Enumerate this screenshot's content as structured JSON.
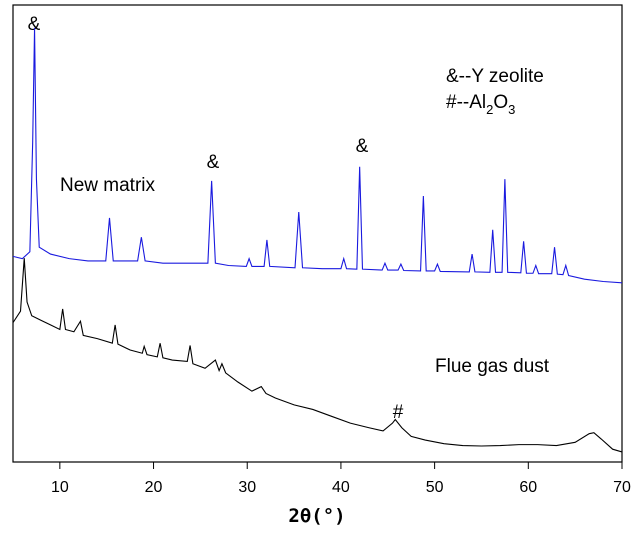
{
  "chart_data": {
    "type": "line",
    "x_label": "2θ(°)",
    "xlim": [
      5,
      70
    ],
    "xticks": [
      10,
      20,
      30,
      40,
      50,
      60,
      70
    ],
    "ylim": [
      0,
      100
    ],
    "peak_marks": {
      "zeolite": "&",
      "alumina": "#"
    },
    "key": {
      "zeolite": "&--Y zeolite",
      "alumina": [
        "#--Al",
        "2",
        "O",
        "3"
      ]
    },
    "series": [
      {
        "name": "New matrix",
        "color": "#1a1adf",
        "x": [
          5,
          6,
          6.8,
          7.1,
          7.3,
          7.5,
          7.8,
          9,
          11,
          13,
          14.9,
          15.3,
          15.7,
          18.3,
          18.7,
          19.1,
          21,
          23,
          25.8,
          26.2,
          26.6,
          28,
          29.9,
          30.2,
          30.5,
          31.8,
          32.1,
          32.4,
          35.1,
          35.5,
          35.9,
          38,
          40,
          40.3,
          40.6,
          41.7,
          42,
          42.3,
          44.4,
          44.7,
          45,
          46.1,
          46.4,
          46.7,
          48.5,
          48.8,
          49.1,
          50,
          50.3,
          50.6,
          53.7,
          54,
          54.3,
          55.9,
          56.2,
          56.5,
          57.2,
          57.5,
          57.8,
          59.2,
          59.5,
          59.8,
          60.5,
          60.8,
          61.1,
          62.5,
          62.8,
          63.1,
          63.7,
          64,
          64.3,
          66,
          68,
          70
        ],
        "values": [
          45,
          44.5,
          46,
          70,
          95,
          62,
          47,
          45.5,
          44.5,
          44,
          44,
          53.4,
          44,
          44,
          49.2,
          44,
          43.5,
          43.5,
          43.5,
          61.5,
          43.5,
          43,
          42.8,
          44.5,
          42.8,
          42.8,
          48.6,
          42.8,
          42.5,
          54.7,
          42.5,
          42.3,
          42.3,
          44.5,
          42.3,
          42.2,
          64.6,
          42.2,
          42,
          43.5,
          42,
          42,
          43.3,
          41.9,
          41.8,
          58.2,
          41.8,
          41.8,
          43.3,
          41.7,
          41.6,
          45.5,
          41.6,
          41.5,
          50.8,
          41.5,
          41.5,
          61.9,
          41.5,
          41.4,
          48.3,
          41.3,
          41.3,
          43,
          41.2,
          41.2,
          47,
          41.1,
          41,
          43,
          40.8,
          40,
          39.5,
          39.2
        ]
      },
      {
        "name": "Flue gas dust",
        "color": "#000000",
        "x": [
          5,
          5.8,
          6.2,
          6.5,
          7,
          8,
          9,
          10,
          10.3,
          10.6,
          11.5,
          12.2,
          12.5,
          14,
          15.6,
          15.9,
          16.2,
          17.5,
          18.8,
          19,
          19.3,
          20.4,
          20.7,
          21,
          22,
          23.6,
          23.9,
          24.2,
          25.5,
          26.6,
          27,
          27.3,
          27.7,
          29,
          30.5,
          31.5,
          32,
          33,
          35,
          37,
          39,
          41,
          43,
          44.5,
          45.5,
          45.8,
          46.5,
          47.5,
          49,
          51,
          53,
          55,
          57,
          59,
          61,
          63,
          65,
          66.5,
          67,
          67.8,
          69,
          70
        ],
        "values": [
          30.5,
          33,
          44.6,
          35,
          32,
          31,
          30,
          29,
          33.5,
          29,
          28.5,
          30.8,
          27.7,
          27,
          26,
          30,
          25.8,
          24.5,
          23.8,
          25.3,
          23.5,
          23,
          26,
          22.8,
          22.3,
          22,
          25.5,
          21.5,
          20.5,
          22.3,
          20,
          21.5,
          19.5,
          17.5,
          15.5,
          16.5,
          15,
          14,
          12.5,
          11.5,
          10,
          8.5,
          7.5,
          6.8,
          8.5,
          9.3,
          7.5,
          5.6,
          4.8,
          4,
          3.6,
          3.5,
          3.6,
          3.8,
          3.8,
          3.6,
          4.3,
          6.2,
          6.4,
          5,
          2.8,
          2.2
        ]
      }
    ]
  }
}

▬▬▬▬▬▬▬▬▬▬

** What is required **
Copy out the whole listing exactly, and don't carry over any pictures.

** Answer to the exercise **
Enumerate this screenshot's content as structured JSON.
{
  "chart_data": {
    "type": "line",
    "x_label": "2θ(°)",
    "xlim": [
      5,
      70
    ],
    "xticks": [
      10,
      20,
      30,
      40,
      50,
      60,
      70
    ],
    "ylim": [
      0,
      100
    ],
    "peak_marks": {
      "zeolite": "&",
      "alumina": "#"
    },
    "key": {
      "zeolite": "&--Y zeolite",
      "alumina": [
        "#--Al",
        "2",
        "O",
        "3"
      ]
    },
    "series": [
      {
        "name": "New matrix",
        "color": "#1a1adf",
        "x": [
          5,
          6,
          6.8,
          7.1,
          7.3,
          7.5,
          7.8,
          9,
          11,
          13,
          14.9,
          15.3,
          15.7,
          18.3,
          18.7,
          19.1,
          21,
          23,
          25.8,
          26.2,
          26.6,
          28,
          29.9,
          30.2,
          30.5,
          31.8,
          32.1,
          32.4,
          35.1,
          35.5,
          35.9,
          38,
          40,
          40.3,
          40.6,
          41.7,
          42,
          42.3,
          44.4,
          44.7,
          45,
          46.1,
          46.4,
          46.7,
          48.5,
          48.8,
          49.1,
          50,
          50.3,
          50.6,
          53.7,
          54,
          54.3,
          55.9,
          56.2,
          56.5,
          57.2,
          57.5,
          57.8,
          59.2,
          59.5,
          59.8,
          60.5,
          60.8,
          61.1,
          62.5,
          62.8,
          63.1,
          63.7,
          64,
          64.3,
          66,
          68,
          70
        ],
        "values": [
          45,
          44.5,
          46,
          70,
          95,
          62,
          47,
          45.5,
          44.5,
          44,
          44,
          53.4,
          44,
          44,
          49.2,
          44,
          43.5,
          43.5,
          43.5,
          61.5,
          43.5,
          43,
          42.8,
          44.5,
          42.8,
          42.8,
          48.6,
          42.8,
          42.5,
          54.7,
          42.5,
          42.3,
          42.3,
          44.5,
          42.3,
          42.2,
          64.6,
          42.2,
          42,
          43.5,
          42,
          42,
          43.3,
          41.9,
          41.8,
          58.2,
          41.8,
          41.8,
          43.3,
          41.7,
          41.6,
          45.5,
          41.6,
          41.5,
          50.8,
          41.5,
          41.5,
          61.9,
          41.5,
          41.4,
          48.3,
          41.3,
          41.3,
          43,
          41.2,
          41.2,
          47,
          41.1,
          41,
          43,
          40.8,
          40,
          39.5,
          39.2
        ]
      },
      {
        "name": "Flue gas dust",
        "color": "#000000",
        "x": [
          5,
          5.8,
          6.2,
          6.5,
          7,
          8,
          9,
          10,
          10.3,
          10.6,
          11.5,
          12.2,
          12.5,
          14,
          15.6,
          15.9,
          16.2,
          17.5,
          18.8,
          19,
          19.3,
          20.4,
          20.7,
          21,
          22,
          23.6,
          23.9,
          24.2,
          25.5,
          26.6,
          27,
          27.3,
          27.7,
          29,
          30.5,
          31.5,
          32,
          33,
          35,
          37,
          39,
          41,
          43,
          44.5,
          45.5,
          45.8,
          46.5,
          47.5,
          49,
          51,
          53,
          55,
          57,
          59,
          61,
          63,
          65,
          66.5,
          67,
          67.8,
          69,
          70
        ],
        "values": [
          30.5,
          33,
          44.6,
          35,
          32,
          31,
          30,
          29,
          33.5,
          29,
          28.5,
          30.8,
          27.7,
          27,
          26,
          30,
          25.8,
          24.5,
          23.8,
          25.3,
          23.5,
          23,
          26,
          22.8,
          22.3,
          22,
          25.5,
          21.5,
          20.5,
          22.3,
          20,
          21.5,
          19.5,
          17.5,
          15.5,
          16.5,
          15,
          14,
          12.5,
          11.5,
          10,
          8.5,
          7.5,
          6.8,
          8.5,
          9.3,
          7.5,
          5.6,
          4.8,
          4,
          3.6,
          3.5,
          3.6,
          3.8,
          3.8,
          3.6,
          4.3,
          6.2,
          6.4,
          5,
          2.8,
          2.2
        ]
      }
    ]
  }
}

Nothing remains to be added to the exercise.